TASK BRIEF:
Write out each line from the data below that includes the word "Leakage".
** Begin GIVEN DATA **
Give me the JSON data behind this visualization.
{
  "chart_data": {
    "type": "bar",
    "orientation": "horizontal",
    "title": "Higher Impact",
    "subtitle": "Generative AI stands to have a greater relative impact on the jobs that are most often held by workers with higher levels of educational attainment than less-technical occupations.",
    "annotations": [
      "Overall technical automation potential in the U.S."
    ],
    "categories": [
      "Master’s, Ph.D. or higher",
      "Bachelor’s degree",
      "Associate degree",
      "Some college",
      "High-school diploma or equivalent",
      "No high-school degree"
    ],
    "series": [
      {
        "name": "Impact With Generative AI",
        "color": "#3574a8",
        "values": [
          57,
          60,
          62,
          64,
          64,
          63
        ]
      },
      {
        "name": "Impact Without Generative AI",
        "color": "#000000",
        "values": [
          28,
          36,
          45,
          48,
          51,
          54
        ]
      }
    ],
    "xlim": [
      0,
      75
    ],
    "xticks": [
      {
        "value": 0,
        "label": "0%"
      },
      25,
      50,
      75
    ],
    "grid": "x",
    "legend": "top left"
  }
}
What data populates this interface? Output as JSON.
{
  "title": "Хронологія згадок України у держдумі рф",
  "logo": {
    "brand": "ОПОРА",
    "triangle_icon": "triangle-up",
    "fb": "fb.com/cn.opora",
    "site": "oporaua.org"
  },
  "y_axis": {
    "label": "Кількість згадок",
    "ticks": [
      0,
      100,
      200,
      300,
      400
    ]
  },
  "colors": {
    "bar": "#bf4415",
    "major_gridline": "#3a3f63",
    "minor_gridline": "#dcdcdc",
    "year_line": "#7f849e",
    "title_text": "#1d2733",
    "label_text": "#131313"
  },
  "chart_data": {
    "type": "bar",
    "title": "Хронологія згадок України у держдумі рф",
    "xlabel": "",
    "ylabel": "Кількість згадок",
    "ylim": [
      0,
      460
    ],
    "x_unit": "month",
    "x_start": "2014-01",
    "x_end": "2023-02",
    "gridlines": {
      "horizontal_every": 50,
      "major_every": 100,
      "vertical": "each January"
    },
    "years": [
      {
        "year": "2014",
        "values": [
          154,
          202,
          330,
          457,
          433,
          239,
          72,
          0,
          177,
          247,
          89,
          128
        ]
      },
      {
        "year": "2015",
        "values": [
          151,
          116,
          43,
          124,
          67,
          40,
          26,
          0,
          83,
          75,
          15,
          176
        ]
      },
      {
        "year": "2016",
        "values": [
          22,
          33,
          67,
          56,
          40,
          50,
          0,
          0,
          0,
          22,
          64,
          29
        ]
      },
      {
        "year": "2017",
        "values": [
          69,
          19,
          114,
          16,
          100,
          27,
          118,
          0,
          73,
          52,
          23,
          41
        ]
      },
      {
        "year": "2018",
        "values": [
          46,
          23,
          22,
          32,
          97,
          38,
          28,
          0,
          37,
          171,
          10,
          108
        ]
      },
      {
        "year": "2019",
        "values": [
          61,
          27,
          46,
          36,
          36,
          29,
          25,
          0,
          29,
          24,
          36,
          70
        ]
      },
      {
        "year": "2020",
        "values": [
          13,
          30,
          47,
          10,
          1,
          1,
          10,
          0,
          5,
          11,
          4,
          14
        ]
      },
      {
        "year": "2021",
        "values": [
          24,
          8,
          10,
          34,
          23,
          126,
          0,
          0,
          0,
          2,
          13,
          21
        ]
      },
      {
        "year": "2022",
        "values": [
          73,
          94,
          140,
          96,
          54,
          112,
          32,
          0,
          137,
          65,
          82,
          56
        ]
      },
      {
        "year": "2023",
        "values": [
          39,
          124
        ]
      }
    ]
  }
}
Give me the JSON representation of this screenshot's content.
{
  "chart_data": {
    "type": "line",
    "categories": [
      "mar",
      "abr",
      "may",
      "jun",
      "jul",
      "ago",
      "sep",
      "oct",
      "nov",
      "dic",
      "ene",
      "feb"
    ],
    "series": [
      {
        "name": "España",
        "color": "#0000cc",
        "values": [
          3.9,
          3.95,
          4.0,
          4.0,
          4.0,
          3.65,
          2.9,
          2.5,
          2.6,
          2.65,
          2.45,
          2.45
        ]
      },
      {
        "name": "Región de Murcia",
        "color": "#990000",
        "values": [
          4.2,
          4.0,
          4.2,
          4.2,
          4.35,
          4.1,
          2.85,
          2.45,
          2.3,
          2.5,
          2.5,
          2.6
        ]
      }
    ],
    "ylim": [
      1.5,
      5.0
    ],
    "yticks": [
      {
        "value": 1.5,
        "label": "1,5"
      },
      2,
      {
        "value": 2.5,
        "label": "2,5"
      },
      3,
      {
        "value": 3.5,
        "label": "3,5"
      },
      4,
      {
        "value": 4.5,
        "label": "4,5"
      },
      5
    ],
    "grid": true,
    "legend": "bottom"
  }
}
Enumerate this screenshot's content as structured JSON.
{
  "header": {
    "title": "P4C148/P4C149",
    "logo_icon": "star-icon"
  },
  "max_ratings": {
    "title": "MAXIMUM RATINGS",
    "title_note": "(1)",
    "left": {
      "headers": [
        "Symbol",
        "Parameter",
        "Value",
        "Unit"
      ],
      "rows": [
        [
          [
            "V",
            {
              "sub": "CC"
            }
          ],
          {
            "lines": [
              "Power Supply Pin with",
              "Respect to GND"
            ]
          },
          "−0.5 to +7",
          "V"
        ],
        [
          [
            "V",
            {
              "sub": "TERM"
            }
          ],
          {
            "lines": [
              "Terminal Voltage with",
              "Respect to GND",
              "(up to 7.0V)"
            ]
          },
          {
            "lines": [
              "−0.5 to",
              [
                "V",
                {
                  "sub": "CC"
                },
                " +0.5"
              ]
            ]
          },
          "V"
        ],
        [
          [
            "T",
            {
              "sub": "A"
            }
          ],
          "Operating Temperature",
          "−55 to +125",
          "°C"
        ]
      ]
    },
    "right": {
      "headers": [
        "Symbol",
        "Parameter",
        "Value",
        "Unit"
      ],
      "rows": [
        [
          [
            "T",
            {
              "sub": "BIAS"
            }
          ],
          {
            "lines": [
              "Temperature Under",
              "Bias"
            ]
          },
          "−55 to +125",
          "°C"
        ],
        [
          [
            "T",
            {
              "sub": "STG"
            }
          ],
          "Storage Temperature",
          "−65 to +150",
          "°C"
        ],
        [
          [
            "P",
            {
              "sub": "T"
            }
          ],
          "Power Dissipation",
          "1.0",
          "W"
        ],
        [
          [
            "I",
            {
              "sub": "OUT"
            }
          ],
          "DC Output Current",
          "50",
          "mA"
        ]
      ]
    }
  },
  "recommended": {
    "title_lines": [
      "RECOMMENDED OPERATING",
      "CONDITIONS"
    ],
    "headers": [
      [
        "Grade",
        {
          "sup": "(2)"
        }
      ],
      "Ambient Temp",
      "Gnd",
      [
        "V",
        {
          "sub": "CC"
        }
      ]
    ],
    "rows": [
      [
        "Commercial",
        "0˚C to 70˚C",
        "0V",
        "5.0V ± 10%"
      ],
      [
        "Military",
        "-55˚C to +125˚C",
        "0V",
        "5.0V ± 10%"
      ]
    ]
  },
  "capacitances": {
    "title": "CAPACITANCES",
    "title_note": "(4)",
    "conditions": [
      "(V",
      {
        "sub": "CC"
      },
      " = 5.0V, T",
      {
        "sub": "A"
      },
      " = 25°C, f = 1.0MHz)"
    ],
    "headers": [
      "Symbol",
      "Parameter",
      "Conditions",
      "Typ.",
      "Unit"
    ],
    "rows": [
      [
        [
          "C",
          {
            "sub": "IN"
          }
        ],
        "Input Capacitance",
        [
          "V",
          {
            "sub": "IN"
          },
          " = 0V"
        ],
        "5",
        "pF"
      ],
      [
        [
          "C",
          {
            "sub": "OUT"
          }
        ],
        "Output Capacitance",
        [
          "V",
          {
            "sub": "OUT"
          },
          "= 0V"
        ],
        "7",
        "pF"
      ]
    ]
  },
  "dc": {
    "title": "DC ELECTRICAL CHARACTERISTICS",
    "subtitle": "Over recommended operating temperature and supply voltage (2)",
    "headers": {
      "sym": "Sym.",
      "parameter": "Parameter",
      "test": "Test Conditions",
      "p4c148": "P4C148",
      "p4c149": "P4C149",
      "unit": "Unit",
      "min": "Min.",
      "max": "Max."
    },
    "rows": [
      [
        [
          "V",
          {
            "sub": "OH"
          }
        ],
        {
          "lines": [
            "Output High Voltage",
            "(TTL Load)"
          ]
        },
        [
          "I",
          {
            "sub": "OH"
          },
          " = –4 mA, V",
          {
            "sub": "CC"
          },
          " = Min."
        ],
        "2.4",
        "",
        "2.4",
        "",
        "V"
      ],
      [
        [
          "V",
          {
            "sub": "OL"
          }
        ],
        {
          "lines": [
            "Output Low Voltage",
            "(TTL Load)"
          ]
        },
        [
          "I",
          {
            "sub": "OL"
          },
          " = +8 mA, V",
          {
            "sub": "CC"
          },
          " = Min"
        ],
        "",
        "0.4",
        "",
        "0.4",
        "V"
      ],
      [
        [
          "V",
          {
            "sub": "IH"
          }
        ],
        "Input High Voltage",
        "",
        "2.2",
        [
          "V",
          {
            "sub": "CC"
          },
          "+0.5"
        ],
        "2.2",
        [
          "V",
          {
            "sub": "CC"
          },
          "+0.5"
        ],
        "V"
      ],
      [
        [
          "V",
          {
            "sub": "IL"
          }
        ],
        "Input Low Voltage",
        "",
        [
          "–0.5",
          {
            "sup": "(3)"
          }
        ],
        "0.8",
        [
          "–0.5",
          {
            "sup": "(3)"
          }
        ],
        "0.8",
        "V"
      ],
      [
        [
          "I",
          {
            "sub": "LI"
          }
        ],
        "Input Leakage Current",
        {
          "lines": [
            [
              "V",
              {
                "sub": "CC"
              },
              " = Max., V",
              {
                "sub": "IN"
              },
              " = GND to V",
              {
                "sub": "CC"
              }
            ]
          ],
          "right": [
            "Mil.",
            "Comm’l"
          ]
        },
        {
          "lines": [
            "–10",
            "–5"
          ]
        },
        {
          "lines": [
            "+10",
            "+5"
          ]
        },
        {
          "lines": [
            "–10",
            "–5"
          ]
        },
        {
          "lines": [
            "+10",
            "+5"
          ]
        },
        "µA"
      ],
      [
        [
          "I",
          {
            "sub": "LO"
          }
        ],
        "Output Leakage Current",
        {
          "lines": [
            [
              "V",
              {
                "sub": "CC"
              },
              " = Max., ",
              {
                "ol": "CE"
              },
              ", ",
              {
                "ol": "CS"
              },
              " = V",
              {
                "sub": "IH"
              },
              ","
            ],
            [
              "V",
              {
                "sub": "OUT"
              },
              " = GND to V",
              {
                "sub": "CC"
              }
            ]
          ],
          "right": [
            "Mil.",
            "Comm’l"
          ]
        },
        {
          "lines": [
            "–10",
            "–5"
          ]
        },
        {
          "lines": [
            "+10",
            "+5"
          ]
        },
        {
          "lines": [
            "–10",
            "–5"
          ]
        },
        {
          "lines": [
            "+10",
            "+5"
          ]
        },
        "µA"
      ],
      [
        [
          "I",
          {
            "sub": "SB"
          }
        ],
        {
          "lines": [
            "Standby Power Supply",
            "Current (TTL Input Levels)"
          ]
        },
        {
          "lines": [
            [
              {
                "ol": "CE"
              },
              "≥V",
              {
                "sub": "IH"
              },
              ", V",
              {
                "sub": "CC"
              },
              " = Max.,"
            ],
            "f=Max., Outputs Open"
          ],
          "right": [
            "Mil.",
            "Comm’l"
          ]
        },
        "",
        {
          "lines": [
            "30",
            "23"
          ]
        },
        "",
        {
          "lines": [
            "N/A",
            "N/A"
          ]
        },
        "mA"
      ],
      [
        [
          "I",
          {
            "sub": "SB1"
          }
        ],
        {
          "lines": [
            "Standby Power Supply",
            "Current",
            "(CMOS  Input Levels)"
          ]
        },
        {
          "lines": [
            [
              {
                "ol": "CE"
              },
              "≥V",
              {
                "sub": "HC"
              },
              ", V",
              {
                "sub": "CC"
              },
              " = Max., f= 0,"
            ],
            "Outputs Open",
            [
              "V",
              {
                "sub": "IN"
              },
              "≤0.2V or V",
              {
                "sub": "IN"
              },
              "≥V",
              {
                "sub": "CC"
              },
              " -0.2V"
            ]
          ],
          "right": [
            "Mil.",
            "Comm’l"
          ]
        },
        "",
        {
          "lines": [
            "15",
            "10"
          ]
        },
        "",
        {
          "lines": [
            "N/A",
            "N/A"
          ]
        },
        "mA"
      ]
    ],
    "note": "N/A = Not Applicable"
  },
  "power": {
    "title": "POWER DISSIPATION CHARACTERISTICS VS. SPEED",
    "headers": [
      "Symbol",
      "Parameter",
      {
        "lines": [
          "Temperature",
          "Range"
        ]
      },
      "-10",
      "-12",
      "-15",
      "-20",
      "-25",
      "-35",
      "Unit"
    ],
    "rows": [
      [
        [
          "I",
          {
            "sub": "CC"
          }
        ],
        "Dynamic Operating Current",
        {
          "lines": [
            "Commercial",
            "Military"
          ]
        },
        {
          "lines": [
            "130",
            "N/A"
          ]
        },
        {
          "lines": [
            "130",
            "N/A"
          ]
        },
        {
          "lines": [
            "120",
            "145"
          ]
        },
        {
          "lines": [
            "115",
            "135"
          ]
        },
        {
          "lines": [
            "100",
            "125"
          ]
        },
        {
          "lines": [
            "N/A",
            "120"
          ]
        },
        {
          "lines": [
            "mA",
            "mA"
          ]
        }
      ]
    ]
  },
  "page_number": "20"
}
** End GIVEN DATA **
OUTPUT FOR THIS EXERCISE:
        "Input Leakage Current",
        "Output Leakage Current",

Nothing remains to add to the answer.